■ **Goal**
Return every line of the records below verbatim, with no pictures in the copy.

■ **Dataset rows**
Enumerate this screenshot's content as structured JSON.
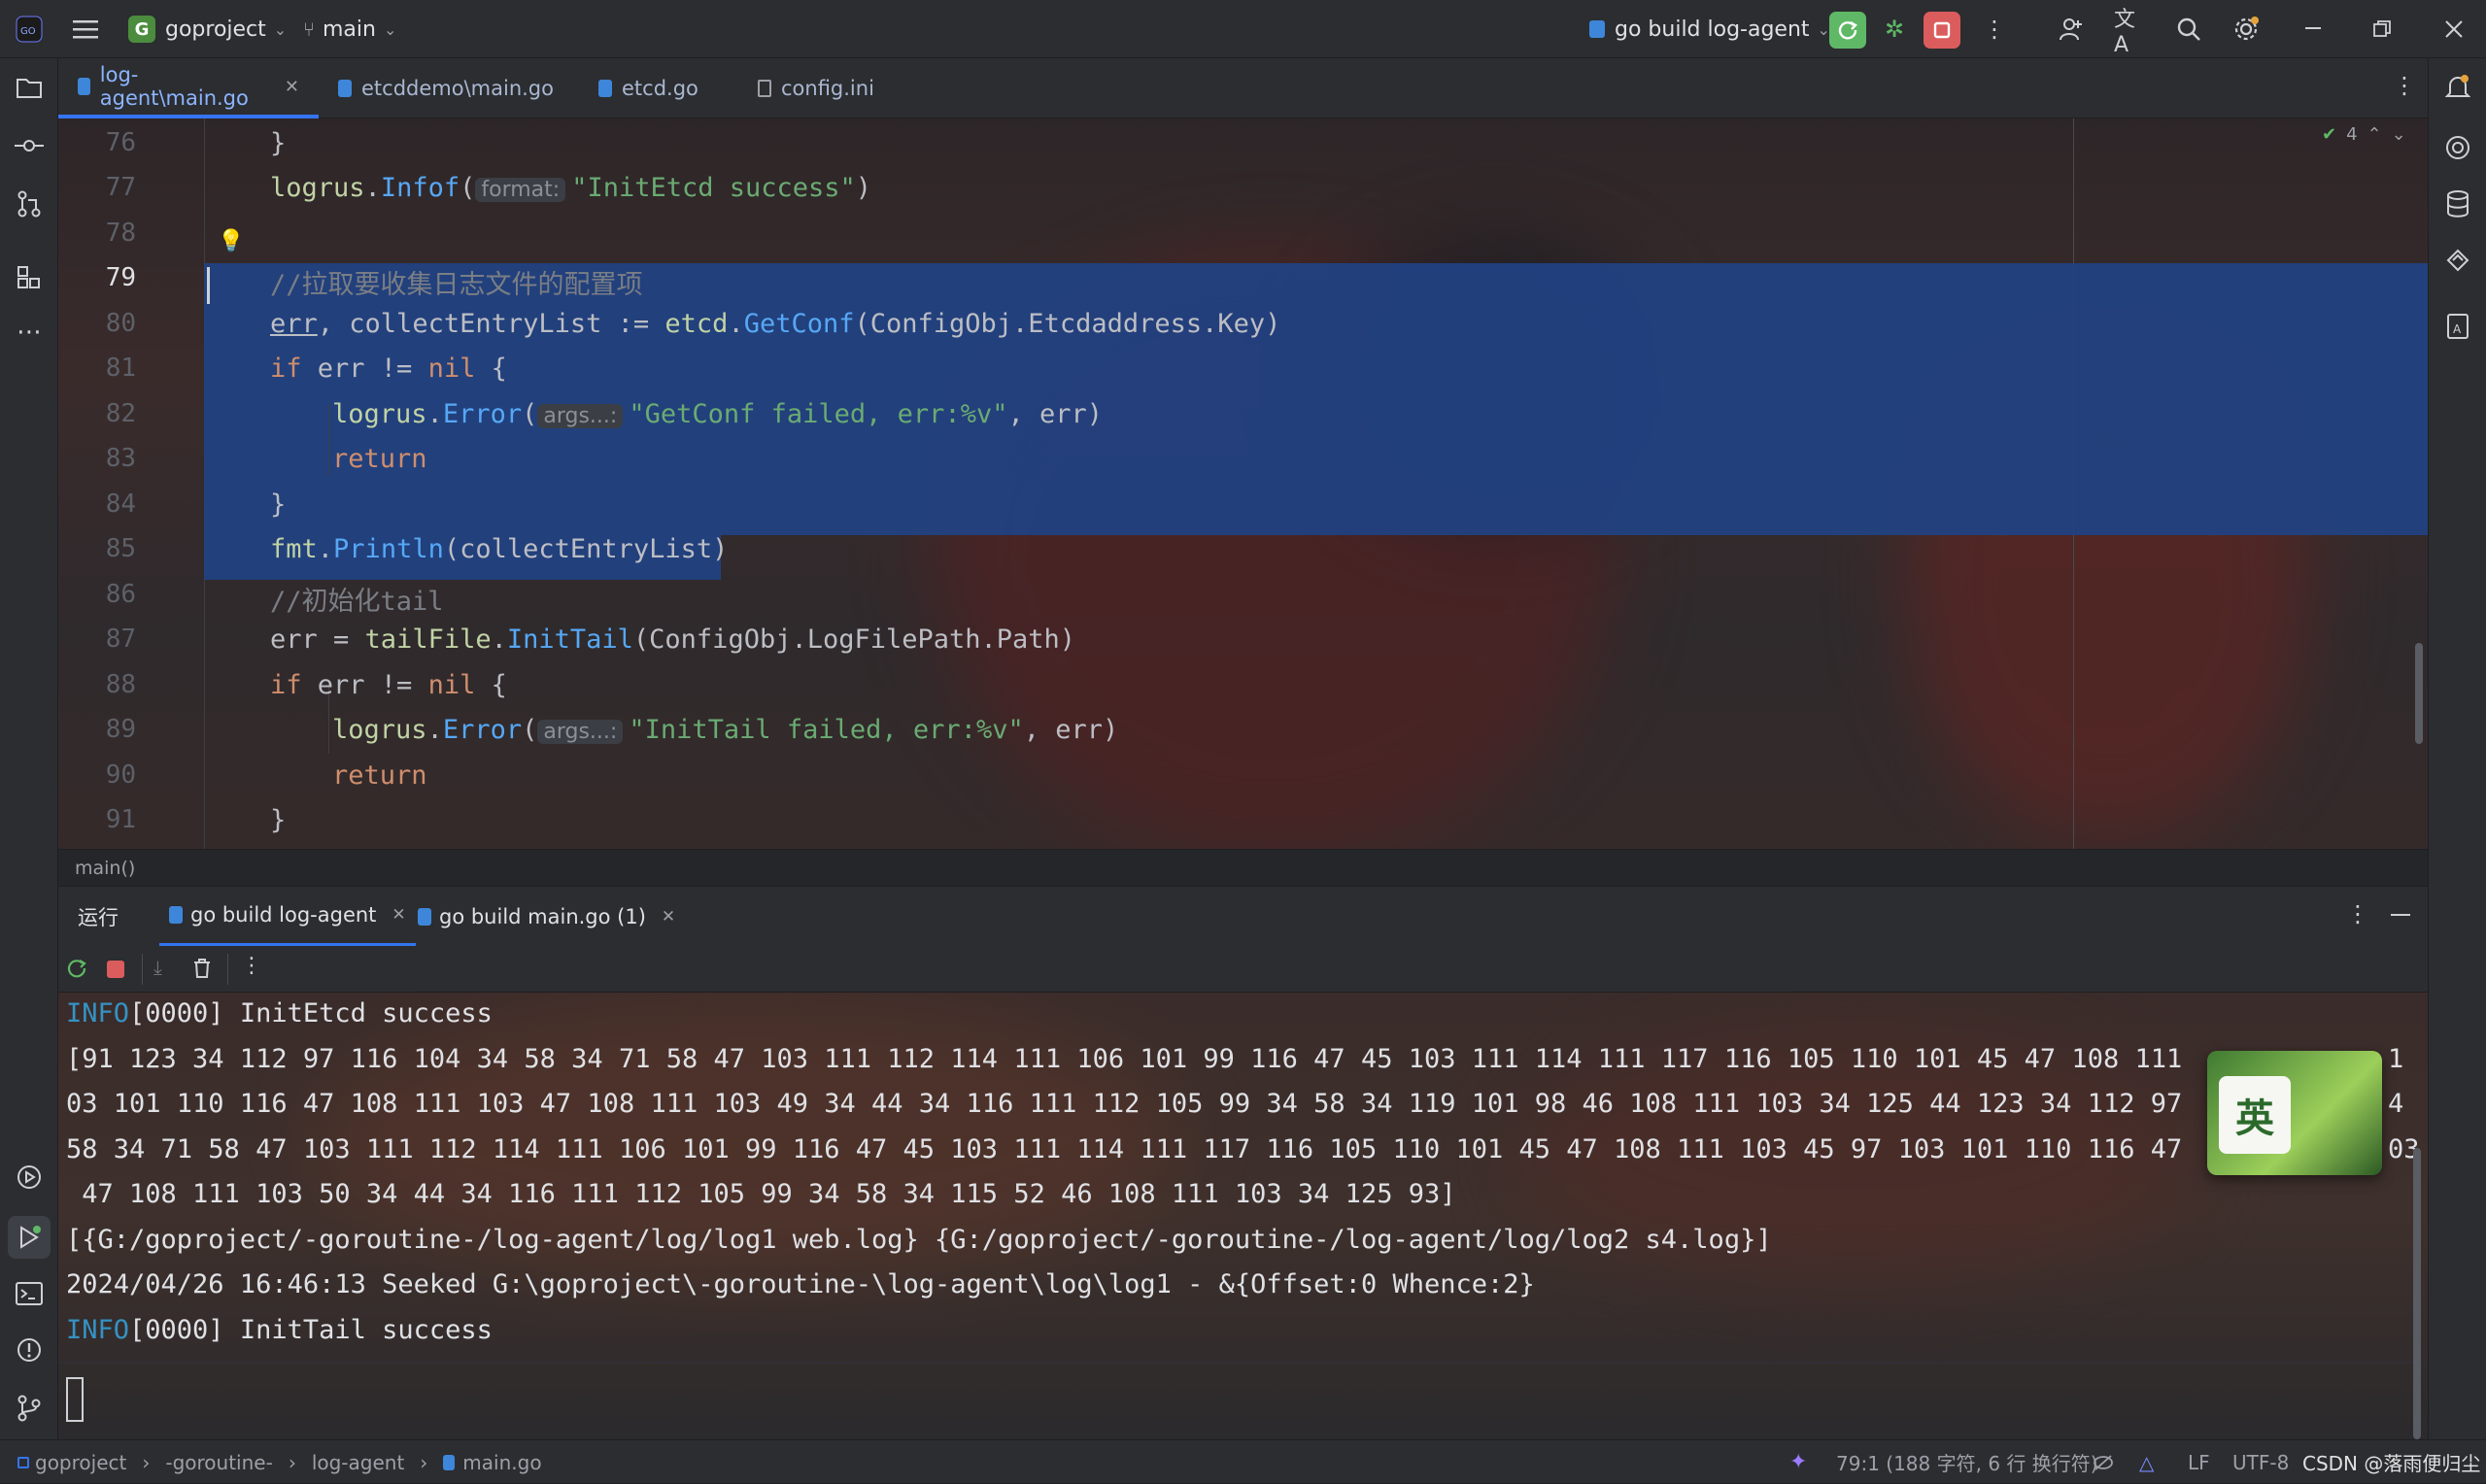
{
  "topbar": {
    "project_badge": "G",
    "project": "goproject",
    "branch": "main",
    "run_config": "go build log-agent"
  },
  "tabs": [
    {
      "label": "log-agent\\main.go",
      "active": true
    },
    {
      "label": "etcddemo\\main.go"
    },
    {
      "label": "etcd.go"
    },
    {
      "label": "config.ini"
    }
  ],
  "editor": {
    "inspection_count": "4",
    "lines": [
      {
        "n": "76"
      },
      {
        "n": "77"
      },
      {
        "n": "78"
      },
      {
        "n": "79"
      },
      {
        "n": "80"
      },
      {
        "n": "81"
      },
      {
        "n": "82"
      },
      {
        "n": "83"
      },
      {
        "n": "84"
      },
      {
        "n": "85"
      },
      {
        "n": "86"
      },
      {
        "n": "87"
      },
      {
        "n": "88"
      },
      {
        "n": "89"
      },
      {
        "n": "90"
      },
      {
        "n": "91"
      }
    ],
    "code": {
      "l76": "}",
      "l77_pkg": "logrus",
      "l77_fn": "Infof",
      "l77_hint": "format:",
      "l77_str": "\"InitEtcd success\"",
      "l79": "//拉取要收集日志文件的配置项",
      "l80_a": "err",
      "l80_b": ", collectEntryList := ",
      "l80_pkg": "etcd",
      "l80_fn": "GetConf",
      "l80_c": "(ConfigObj.Etcdaddress.Key)",
      "l81_kw": "if",
      "l81_a": " err != ",
      "l81_nil": "nil",
      "l81_b": " {",
      "l82_pkg": "logrus",
      "l82_fn": "Error",
      "l82_hint": "args...:",
      "l82_str": "\"GetConf failed, err:%v\"",
      "l82_tail": ", err)",
      "l83": "return",
      "l84": "}",
      "l85_pkg": "fmt",
      "l85_fn": "Println",
      "l85_a": "(collectEntryList)",
      "l86": "//初始化tail",
      "l87_a": "err = ",
      "l87_pkg": "tailFile",
      "l87_fn": "InitTail",
      "l87_b": "(ConfigObj.LogFilePath.Path)",
      "l88_kw": "if",
      "l88_a": " err != ",
      "l88_nil": "nil",
      "l88_b": " {",
      "l89_pkg": "logrus",
      "l89_fn": "Error",
      "l89_hint": "args...:",
      "l89_str": "\"InitTail failed, err:%v\"",
      "l89_tail": ", err)",
      "l90": "return",
      "l91": "}"
    }
  },
  "breadcrumb_func": "main()",
  "run_panel": {
    "title": "运行",
    "tabs": [
      {
        "label": "go build log-agent",
        "active": true
      },
      {
        "label": "go build main.go (1)"
      }
    ],
    "console": {
      "l1_level": "INFO",
      "l1_text": "[0000] InitEtcd success",
      "l2": "[91 123 34 112 97 116 104 34 58 34 71 58 47 103 111 112 114 111 106 101 99 116 47 45 103 111 114 111 117 116 105 110 101 45 47 108 111",
      "l2_tail": "1",
      "l3": "03 101 110 116 47 108 111 103 47 108 111 103 49 34 44 34 116 111 112 105 99 34 58 34 119 101 98 46 108 111 103 34 125 44 123 34 112 97",
      "l3_tail": "4",
      "l4": "58 34 71 58 47 103 111 112 114 111 106 101 99 116 47 45 103 111 114 111 117 116 105 110 101 45 47 108 111 103 45 97 103 101 110 116 47",
      "l4_tail": "03",
      "l5": " 47 108 111 103 50 34 44 34 116 111 112 105 99 34 58 34 115 52 46 108 111 103 34 125 93]",
      "l6": "[{G:/goproject/-goroutine-/log-agent/log/log1 web.log} {G:/goproject/-goroutine-/log-agent/log/log2 s4.log}]",
      "l7": "2024/04/26 16:46:13 Seeked G:\\goproject\\-goroutine-\\log-agent\\log\\log1 - &{Offset:0 Whence:2}",
      "l8_level": "INFO",
      "l8_text": "[0000] InitTail success"
    },
    "overlay_badge": "英"
  },
  "status": {
    "crumbs": [
      "goproject",
      "-goroutine-",
      "log-agent",
      "main.go"
    ],
    "position": "79:1 (188 字符, 6 行 换行符)",
    "line_sep": "LF",
    "encoding": "UTF-8",
    "watermark": "CSDN @落雨便归尘"
  },
  "colors": {
    "accent": "#3574f0",
    "selection": "#214283",
    "info": "#3592c4",
    "stop": "#db5c5c",
    "run_green": "#5fb865"
  }
}
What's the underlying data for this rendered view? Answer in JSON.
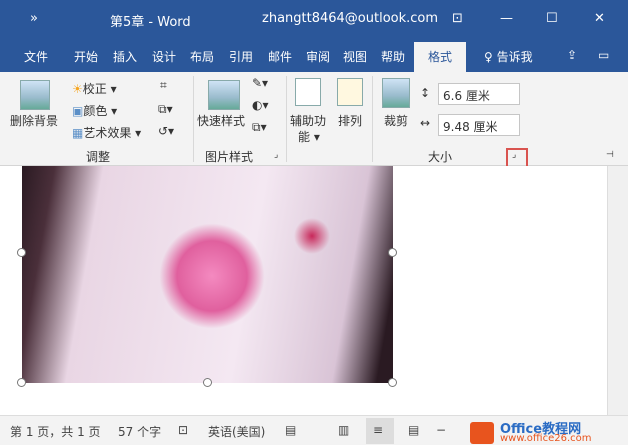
{
  "title": {
    "quick_access": "»",
    "doc": "第5章  -  Word",
    "account": "zhangtt8464@outlook.com"
  },
  "tabs": [
    "文件",
    "开始",
    "插入",
    "设计",
    "布局",
    "引用",
    "邮件",
    "审阅",
    "视图",
    "帮助",
    "格式"
  ],
  "tell_me": "告诉我",
  "ribbon": {
    "remove_bg": "删除背景",
    "correct": "校正 ▾",
    "color": "颜色 ▾",
    "art": "艺术效果 ▾",
    "adjust": "调整",
    "quick_style": "快速样式",
    "pic_style": "图片样式",
    "assist": "辅助功",
    "assist2": "能 ▾",
    "arrange": "排列",
    "crop": "裁剪",
    "size": "大小",
    "height": "6.6 厘米",
    "width": "9.48 厘米"
  },
  "status": {
    "page": "第 1 页，共 1 页",
    "words": "57 个字",
    "lang": "英语(美国)",
    "watermark": "Office教程网",
    "watermark2": "www.office26.com"
  }
}
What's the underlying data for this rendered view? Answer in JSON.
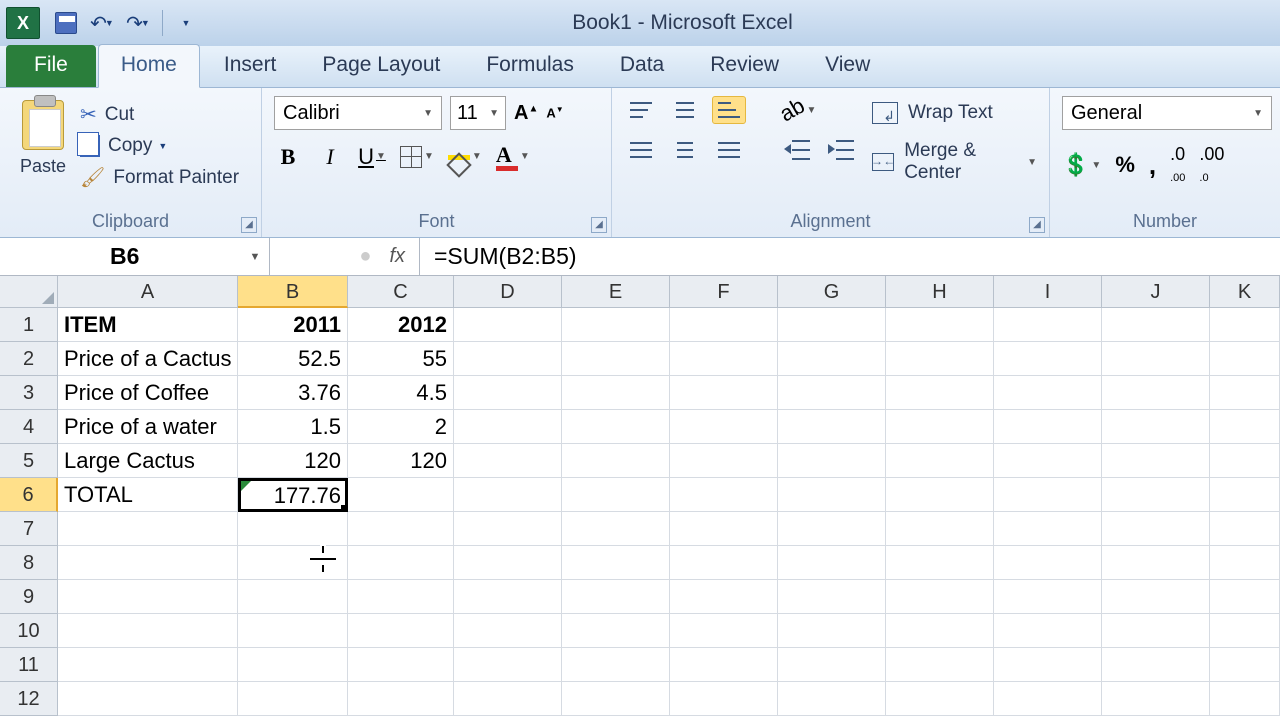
{
  "window": {
    "title": "Book1 - Microsoft Excel"
  },
  "tabs": {
    "file": "File",
    "home": "Home",
    "insert": "Insert",
    "page_layout": "Page Layout",
    "formulas": "Formulas",
    "data": "Data",
    "review": "Review",
    "view": "View"
  },
  "ribbon": {
    "clipboard": {
      "label": "Clipboard",
      "paste": "Paste",
      "cut": "Cut",
      "copy": "Copy",
      "format_painter": "Format Painter"
    },
    "font": {
      "label": "Font",
      "name": "Calibri",
      "size": "11",
      "bold": "B",
      "italic": "I",
      "underline": "U"
    },
    "alignment": {
      "label": "Alignment",
      "wrap": "Wrap Text",
      "merge": "Merge & Center"
    },
    "number": {
      "label": "Number",
      "format": "General",
      "percent": "%",
      "comma": ","
    }
  },
  "namebox": "B6",
  "formula": "=SUM(B2:B5)",
  "columns": [
    "A",
    "B",
    "C",
    "D",
    "E",
    "F",
    "G",
    "H",
    "I",
    "J",
    "K"
  ],
  "row_numbers": [
    "1",
    "2",
    "3",
    "4",
    "5",
    "6",
    "7",
    "8",
    "9",
    "10",
    "11",
    "12"
  ],
  "sheet": {
    "r1": {
      "a": "ITEM",
      "b": "2011",
      "c": "2012"
    },
    "r2": {
      "a": "Price of a Cactus",
      "b": "52.5",
      "c": "55"
    },
    "r3": {
      "a": "Price of Coffee",
      "b": "3.76",
      "c": "4.5"
    },
    "r4": {
      "a": "Price of a water",
      "b": "1.5",
      "c": "2"
    },
    "r5": {
      "a": "Large Cactus",
      "b": "120",
      "c": "120"
    },
    "r6": {
      "a": "TOTAL",
      "b": "177.76",
      "c": ""
    }
  },
  "selected": {
    "col": "B",
    "row": "6"
  },
  "chart_data": {
    "type": "table",
    "columns": [
      "ITEM",
      "2011",
      "2012"
    ],
    "rows": [
      [
        "Price of a Cactus",
        52.5,
        55
      ],
      [
        "Price of Coffee",
        3.76,
        4.5
      ],
      [
        "Price of a water",
        1.5,
        2
      ],
      [
        "Large Cactus",
        120,
        120
      ],
      [
        "TOTAL",
        177.76,
        null
      ]
    ]
  }
}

■ **Task response**
Enumerate this screenshot's content as structured JSON.
{
  "topbar": {
    "project_badge": "G",
    "project": "goproject",
    "branch": "main",
    "run_config": "go build log-agent"
  },
  "tabs": [
    {
      "label": "log-agent\\main.go",
      "active": true
    },
    {
      "label": "etcddemo\\main.go"
    },
    {
      "label": "etcd.go"
    },
    {
      "label": "config.ini"
    }
  ],
  "editor": {
    "inspection_count": "4",
    "lines": [
      {
        "n": "76"
      },
      {
        "n": "77"
      },
      {
        "n": "78"
      },
      {
        "n": "79"
      },
      {
        "n": "80"
      },
      {
        "n": "81"
      },
      {
        "n": "82"
      },
      {
        "n": "83"
      },
      {
        "n": "84"
      },
      {
        "n": "85"
      },
      {
        "n": "86"
      },
      {
        "n": "87"
      },
      {
        "n": "88"
      },
      {
        "n": "89"
      },
      {
        "n": "90"
      },
      {
        "n": "91"
      }
    ],
    "code": {
      "l76": "}",
      "l77_pkg": "logrus",
      "l77_fn": "Infof",
      "l77_hint": "format:",
      "l77_str": "\"InitEtcd success\"",
      "l79": "//拉取要收集日志文件的配置项",
      "l80_a": "err",
      "l80_b": ", collectEntryList := ",
      "l80_pkg": "etcd",
      "l80_fn": "GetConf",
      "l80_c": "(ConfigObj.Etcdaddress.Key)",
      "l81_kw": "if",
      "l81_a": " err != ",
      "l81_nil": "nil",
      "l81_b": " {",
      "l82_pkg": "logrus",
      "l82_fn": "Error",
      "l82_hint": "args...:",
      "l82_str": "\"GetConf failed, err:%v\"",
      "l82_tail": ", err)",
      "l83": "return",
      "l84": "}",
      "l85_pkg": "fmt",
      "l85_fn": "Println",
      "l85_a": "(collectEntryList)",
      "l86": "//初始化tail",
      "l87_a": "err = ",
      "l87_pkg": "tailFile",
      "l87_fn": "InitTail",
      "l87_b": "(ConfigObj.LogFilePath.Path)",
      "l88_kw": "if",
      "l88_a": " err != ",
      "l88_nil": "nil",
      "l88_b": " {",
      "l89_pkg": "logrus",
      "l89_fn": "Error",
      "l89_hint": "args...:",
      "l89_str": "\"InitTail failed, err:%v\"",
      "l89_tail": ", err)",
      "l90": "return",
      "l91": "}"
    }
  },
  "breadcrumb_func": "main()",
  "run_panel": {
    "title": "运行",
    "tabs": [
      {
        "label": "go build log-agent",
        "active": true
      },
      {
        "label": "go build main.go (1)"
      }
    ],
    "console": {
      "l1_level": "INFO",
      "l1_text": "[0000] InitEtcd success",
      "l2": "[91 123 34 112 97 116 104 34 58 34 71 58 47 103 111 112 114 111 106 101 99 116 47 45 103 111 114 111 117 116 105 110 101 45 47 108 111",
      "l2_tail": "1",
      "l3": "03 101 110 116 47 108 111 103 47 108 111 103 49 34 44 34 116 111 112 105 99 34 58 34 119 101 98 46 108 111 103 34 125 44 123 34 112 97",
      "l3_tail": "4",
      "l4": "58 34 71 58 47 103 111 112 114 111 106 101 99 116 47 45 103 111 114 111 117 116 105 110 101 45 47 108 111 103 45 97 103 101 110 116 47",
      "l4_tail": "03",
      "l5": " 47 108 111 103 50 34 44 34 116 111 112 105 99 34 58 34 115 52 46 108 111 103 34 125 93]",
      "l6": "[{G:/goproject/-goroutine-/log-agent/log/log1 web.log} {G:/goproject/-goroutine-/log-agent/log/log2 s4.log}]",
      "l7": "2024/04/26 16:46:13 Seeked G:\\goproject\\-goroutine-\\log-agent\\log\\log1 - &{Offset:0 Whence:2}",
      "l8_level": "INFO",
      "l8_text": "[0000] InitTail success"
    },
    "overlay_badge": "英"
  },
  "status": {
    "crumbs": [
      "goproject",
      "-goroutine-",
      "log-agent",
      "main.go"
    ],
    "position": "79:1 (188 字符, 6 行 换行符)",
    "line_sep": "LF",
    "encoding": "UTF-8",
    "watermark": "CSDN @落雨便归尘"
  },
  "colors": {
    "accent": "#3574f0",
    "selection": "#214283",
    "info": "#3592c4",
    "stop": "#db5c5c",
    "run_green": "#5fb865"
  }
}
What's the underlying data for this rendered view? Answer in JSON.
{
  "title": {
    "quick_access": "»",
    "doc": "第5章  -  Word",
    "account": "zhangtt8464@outlook.com"
  },
  "tabs": [
    "文件",
    "开始",
    "插入",
    "设计",
    "布局",
    "引用",
    "邮件",
    "审阅",
    "视图",
    "帮助",
    "格式"
  ],
  "tell_me": "告诉我",
  "ribbon": {
    "remove_bg": "删除背景",
    "correct": "校正 ▾",
    "color": "颜色 ▾",
    "art": "艺术效果 ▾",
    "adjust": "调整",
    "quick_style": "快速样式",
    "pic_style": "图片样式",
    "assist": "辅助功",
    "assist2": "能 ▾",
    "arrange": "排列",
    "crop": "裁剪",
    "size": "大小",
    "height": "6.6 厘米",
    "width": "9.48 厘米"
  },
  "status": {
    "page": "第 1 页，共 1 页",
    "words": "57 个字",
    "lang": "英语(美国)",
    "watermark": "Office教程网",
    "watermark2": "www.office26.com"
  }
}
What's the underlying data for this rendered view? Answer in JSON.
{
  "window": {
    "title": "Book1 - Microsoft Excel"
  },
  "tabs": {
    "file": "File",
    "home": "Home",
    "insert": "Insert",
    "page_layout": "Page Layout",
    "formulas": "Formulas",
    "data": "Data",
    "review": "Review",
    "view": "View"
  },
  "ribbon": {
    "clipboard": {
      "label": "Clipboard",
      "paste": "Paste",
      "cut": "Cut",
      "copy": "Copy",
      "format_painter": "Format Painter"
    },
    "font": {
      "label": "Font",
      "name": "Calibri",
      "size": "11",
      "bold": "B",
      "italic": "I",
      "underline": "U"
    },
    "alignment": {
      "label": "Alignment",
      "wrap": "Wrap Text",
      "merge": "Merge & Center"
    },
    "number": {
      "label": "Number",
      "format": "General",
      "percent": "%",
      "comma": ","
    }
  },
  "namebox": "B6",
  "formula": "=SUM(B2:B5)",
  "columns": [
    "A",
    "B",
    "C",
    "D",
    "E",
    "F",
    "G",
    "H",
    "I",
    "J",
    "K"
  ],
  "row_numbers": [
    "1",
    "2",
    "3",
    "4",
    "5",
    "6",
    "7",
    "8",
    "9",
    "10",
    "11",
    "12"
  ],
  "sheet": {
    "r1": {
      "a": "ITEM",
      "b": "2011",
      "c": "2012"
    },
    "r2": {
      "a": "Price of a Cactus",
      "b": "52.5",
      "c": "55"
    },
    "r3": {
      "a": "Price of Coffee",
      "b": "3.76",
      "c": "4.5"
    },
    "r4": {
      "a": "Price of a water",
      "b": "1.5",
      "c": "2"
    },
    "r5": {
      "a": "Large Cactus",
      "b": "120",
      "c": "120"
    },
    "r6": {
      "a": "TOTAL",
      "b": "177.76",
      "c": ""
    }
  },
  "selected": {
    "col": "B",
    "row": "6"
  },
  "chart_data": {
    "type": "table",
    "columns": [
      "ITEM",
      "2011",
      "2012"
    ],
    "rows": [
      [
        "Price of a Cactus",
        52.5,
        55
      ],
      [
        "Price of Coffee",
        3.76,
        4.5
      ],
      [
        "Price of a water",
        1.5,
        2
      ],
      [
        "Large Cactus",
        120,
        120
      ],
      [
        "TOTAL",
        177.76,
        null
      ]
    ]
  }
}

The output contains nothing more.